OBJECTIVE
Return each line that holds the word "ylabel".

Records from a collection
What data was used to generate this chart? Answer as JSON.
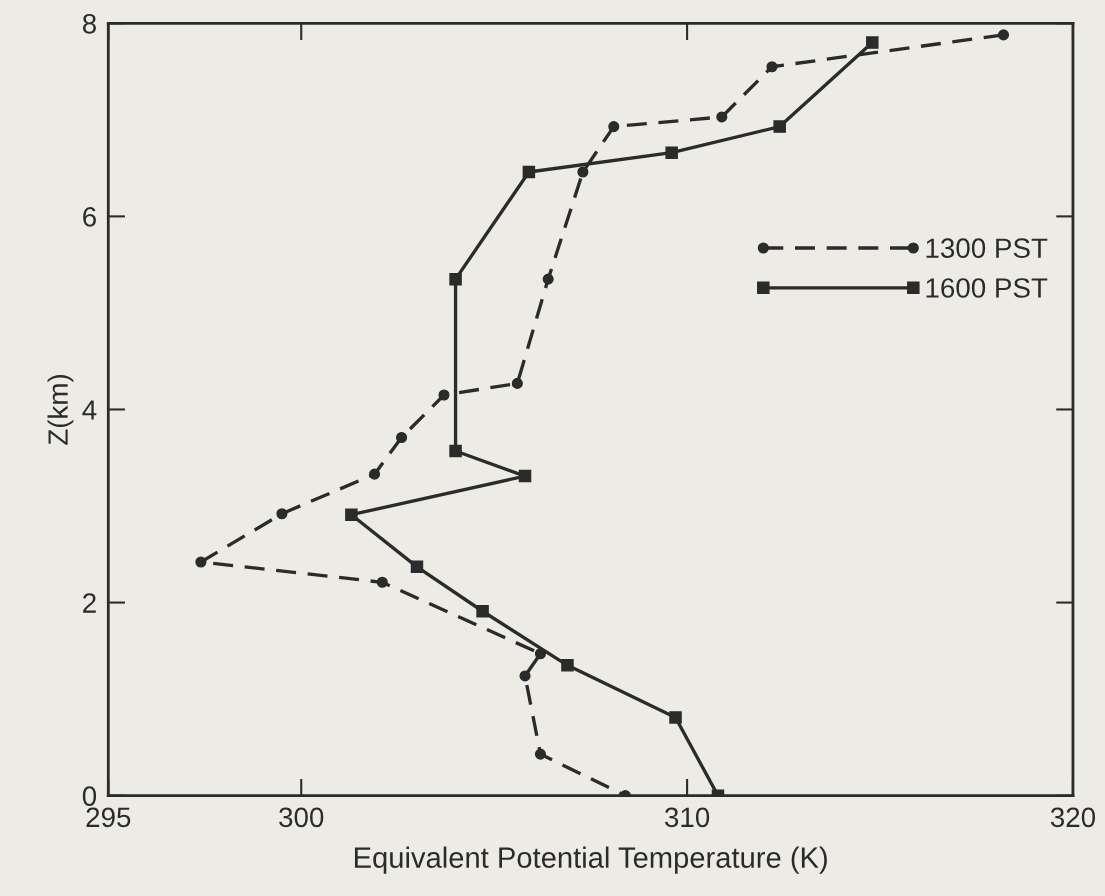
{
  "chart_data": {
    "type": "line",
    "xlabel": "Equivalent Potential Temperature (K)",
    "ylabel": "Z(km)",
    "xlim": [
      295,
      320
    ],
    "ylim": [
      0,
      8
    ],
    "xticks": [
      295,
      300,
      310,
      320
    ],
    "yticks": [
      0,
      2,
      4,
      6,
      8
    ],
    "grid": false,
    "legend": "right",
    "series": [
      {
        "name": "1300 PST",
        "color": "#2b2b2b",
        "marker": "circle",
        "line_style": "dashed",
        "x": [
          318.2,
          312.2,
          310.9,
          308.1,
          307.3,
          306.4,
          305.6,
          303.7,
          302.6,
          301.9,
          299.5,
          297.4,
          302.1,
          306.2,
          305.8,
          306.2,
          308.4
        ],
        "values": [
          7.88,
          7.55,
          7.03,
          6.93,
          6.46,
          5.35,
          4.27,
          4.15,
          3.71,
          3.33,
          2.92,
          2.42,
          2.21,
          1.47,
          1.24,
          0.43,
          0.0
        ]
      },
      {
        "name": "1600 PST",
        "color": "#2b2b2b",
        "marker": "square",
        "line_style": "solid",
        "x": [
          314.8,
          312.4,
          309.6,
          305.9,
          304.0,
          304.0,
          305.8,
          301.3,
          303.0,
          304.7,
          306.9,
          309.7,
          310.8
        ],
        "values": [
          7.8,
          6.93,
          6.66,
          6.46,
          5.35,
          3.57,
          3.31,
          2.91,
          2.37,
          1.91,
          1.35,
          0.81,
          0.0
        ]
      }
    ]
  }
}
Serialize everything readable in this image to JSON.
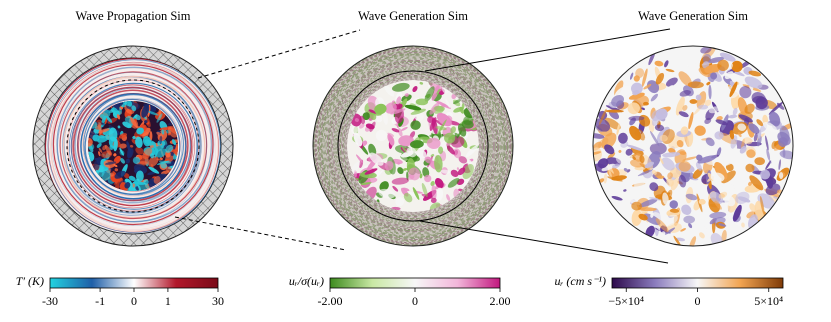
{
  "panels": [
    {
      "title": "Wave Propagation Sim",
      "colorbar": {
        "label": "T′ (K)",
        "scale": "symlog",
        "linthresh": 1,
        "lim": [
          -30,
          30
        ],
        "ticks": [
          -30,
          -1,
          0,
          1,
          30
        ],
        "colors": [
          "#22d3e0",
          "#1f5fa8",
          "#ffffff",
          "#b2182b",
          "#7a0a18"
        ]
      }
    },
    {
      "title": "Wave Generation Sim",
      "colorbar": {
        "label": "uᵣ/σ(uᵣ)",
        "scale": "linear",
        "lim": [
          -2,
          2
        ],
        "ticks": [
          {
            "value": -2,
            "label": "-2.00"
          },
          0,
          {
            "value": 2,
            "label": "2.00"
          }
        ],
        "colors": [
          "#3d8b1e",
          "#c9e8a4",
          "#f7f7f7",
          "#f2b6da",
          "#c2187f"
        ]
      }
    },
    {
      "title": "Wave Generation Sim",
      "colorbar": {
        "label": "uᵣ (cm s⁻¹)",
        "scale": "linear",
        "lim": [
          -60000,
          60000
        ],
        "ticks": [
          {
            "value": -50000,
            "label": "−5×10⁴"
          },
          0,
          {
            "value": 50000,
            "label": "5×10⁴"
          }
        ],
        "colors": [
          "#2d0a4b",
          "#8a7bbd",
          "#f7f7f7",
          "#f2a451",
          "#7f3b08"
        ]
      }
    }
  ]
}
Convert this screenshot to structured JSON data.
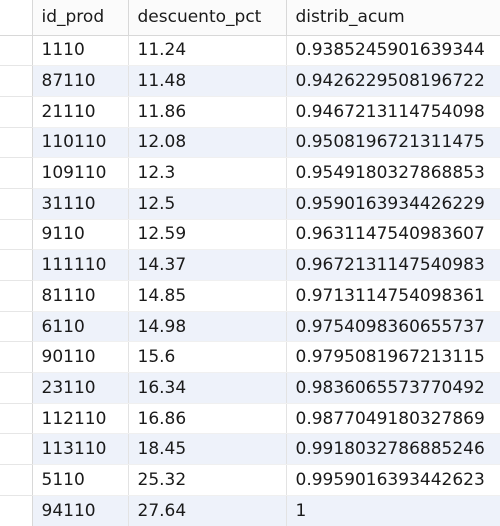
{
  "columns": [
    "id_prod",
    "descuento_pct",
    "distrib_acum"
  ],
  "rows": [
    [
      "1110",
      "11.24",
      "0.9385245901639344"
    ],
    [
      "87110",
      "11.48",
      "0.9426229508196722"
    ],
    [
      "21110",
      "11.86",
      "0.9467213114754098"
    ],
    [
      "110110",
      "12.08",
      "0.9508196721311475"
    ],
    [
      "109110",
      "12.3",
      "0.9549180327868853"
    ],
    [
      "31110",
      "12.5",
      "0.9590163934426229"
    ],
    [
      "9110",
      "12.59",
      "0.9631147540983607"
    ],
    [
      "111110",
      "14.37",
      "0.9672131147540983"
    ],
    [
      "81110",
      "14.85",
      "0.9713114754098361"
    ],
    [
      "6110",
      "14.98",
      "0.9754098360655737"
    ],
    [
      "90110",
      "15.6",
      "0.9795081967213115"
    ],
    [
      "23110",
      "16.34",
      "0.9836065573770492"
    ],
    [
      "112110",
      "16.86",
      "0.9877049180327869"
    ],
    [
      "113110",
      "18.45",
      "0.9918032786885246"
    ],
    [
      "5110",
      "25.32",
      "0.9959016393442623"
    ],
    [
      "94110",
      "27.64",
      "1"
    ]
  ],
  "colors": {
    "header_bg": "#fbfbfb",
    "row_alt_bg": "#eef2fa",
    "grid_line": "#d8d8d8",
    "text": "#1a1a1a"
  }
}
==
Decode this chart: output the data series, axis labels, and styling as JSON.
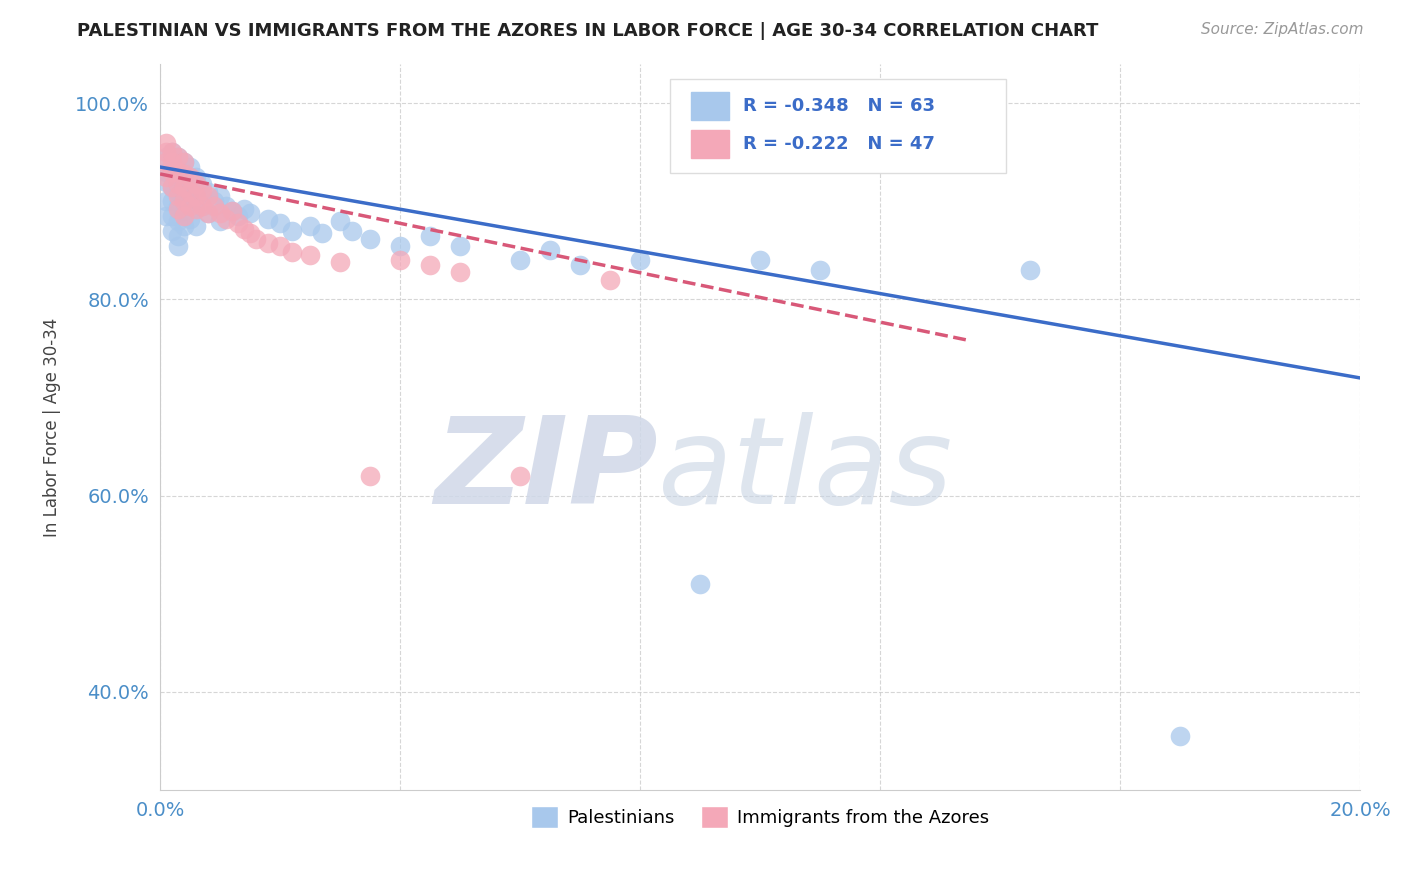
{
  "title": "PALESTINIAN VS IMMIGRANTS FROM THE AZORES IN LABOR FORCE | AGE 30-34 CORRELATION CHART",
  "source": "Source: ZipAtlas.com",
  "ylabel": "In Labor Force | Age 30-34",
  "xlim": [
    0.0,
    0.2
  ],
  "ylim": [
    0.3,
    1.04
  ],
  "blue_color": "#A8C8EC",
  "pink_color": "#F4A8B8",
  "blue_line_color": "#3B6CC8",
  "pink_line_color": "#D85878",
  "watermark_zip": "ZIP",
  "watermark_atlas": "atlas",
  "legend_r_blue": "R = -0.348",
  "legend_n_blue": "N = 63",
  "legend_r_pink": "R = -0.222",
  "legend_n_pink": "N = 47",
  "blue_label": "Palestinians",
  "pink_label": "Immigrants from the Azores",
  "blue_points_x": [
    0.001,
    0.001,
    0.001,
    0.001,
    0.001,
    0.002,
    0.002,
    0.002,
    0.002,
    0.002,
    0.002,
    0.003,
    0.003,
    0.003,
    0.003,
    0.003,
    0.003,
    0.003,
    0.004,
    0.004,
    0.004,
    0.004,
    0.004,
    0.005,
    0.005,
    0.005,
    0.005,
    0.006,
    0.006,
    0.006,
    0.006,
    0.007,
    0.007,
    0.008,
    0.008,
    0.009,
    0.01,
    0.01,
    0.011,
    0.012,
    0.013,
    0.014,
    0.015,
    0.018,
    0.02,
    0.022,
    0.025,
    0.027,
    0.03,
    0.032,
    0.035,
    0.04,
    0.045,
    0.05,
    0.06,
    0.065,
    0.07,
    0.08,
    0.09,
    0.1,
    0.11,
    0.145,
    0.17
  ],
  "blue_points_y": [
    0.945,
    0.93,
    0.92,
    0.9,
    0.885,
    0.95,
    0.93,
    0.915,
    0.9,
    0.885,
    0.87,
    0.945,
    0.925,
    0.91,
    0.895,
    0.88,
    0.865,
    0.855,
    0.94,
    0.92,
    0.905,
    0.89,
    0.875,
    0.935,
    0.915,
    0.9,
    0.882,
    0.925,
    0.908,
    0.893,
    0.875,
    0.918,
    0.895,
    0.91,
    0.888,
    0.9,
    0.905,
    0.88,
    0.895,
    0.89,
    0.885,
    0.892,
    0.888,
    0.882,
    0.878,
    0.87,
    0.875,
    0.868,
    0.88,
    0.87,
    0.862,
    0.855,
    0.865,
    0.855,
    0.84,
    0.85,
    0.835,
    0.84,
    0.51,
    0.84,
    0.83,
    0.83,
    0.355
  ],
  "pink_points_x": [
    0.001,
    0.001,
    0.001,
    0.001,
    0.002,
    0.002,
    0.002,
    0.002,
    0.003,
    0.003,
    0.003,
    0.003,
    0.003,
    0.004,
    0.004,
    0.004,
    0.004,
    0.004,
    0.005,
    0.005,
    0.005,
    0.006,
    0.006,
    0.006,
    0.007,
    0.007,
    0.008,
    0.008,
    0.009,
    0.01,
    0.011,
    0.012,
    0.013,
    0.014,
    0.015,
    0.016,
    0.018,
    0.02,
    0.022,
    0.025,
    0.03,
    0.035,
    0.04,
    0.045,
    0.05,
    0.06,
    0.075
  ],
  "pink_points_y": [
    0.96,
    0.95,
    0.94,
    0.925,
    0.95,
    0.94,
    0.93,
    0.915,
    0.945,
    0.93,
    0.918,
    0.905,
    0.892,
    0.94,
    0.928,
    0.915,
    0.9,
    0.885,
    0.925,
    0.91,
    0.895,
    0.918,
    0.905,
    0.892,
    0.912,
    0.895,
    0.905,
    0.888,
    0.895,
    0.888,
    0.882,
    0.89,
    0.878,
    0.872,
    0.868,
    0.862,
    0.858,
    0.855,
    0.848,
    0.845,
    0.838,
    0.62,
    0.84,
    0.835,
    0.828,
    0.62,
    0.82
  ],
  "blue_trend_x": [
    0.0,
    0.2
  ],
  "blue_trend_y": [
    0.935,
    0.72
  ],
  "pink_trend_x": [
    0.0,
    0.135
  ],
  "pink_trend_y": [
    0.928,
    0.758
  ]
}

SOLUTION TO THIS EXERCISE
    "ylabel": "Z(km)",
  "ylabel": "In Labor Force | Age 30-34",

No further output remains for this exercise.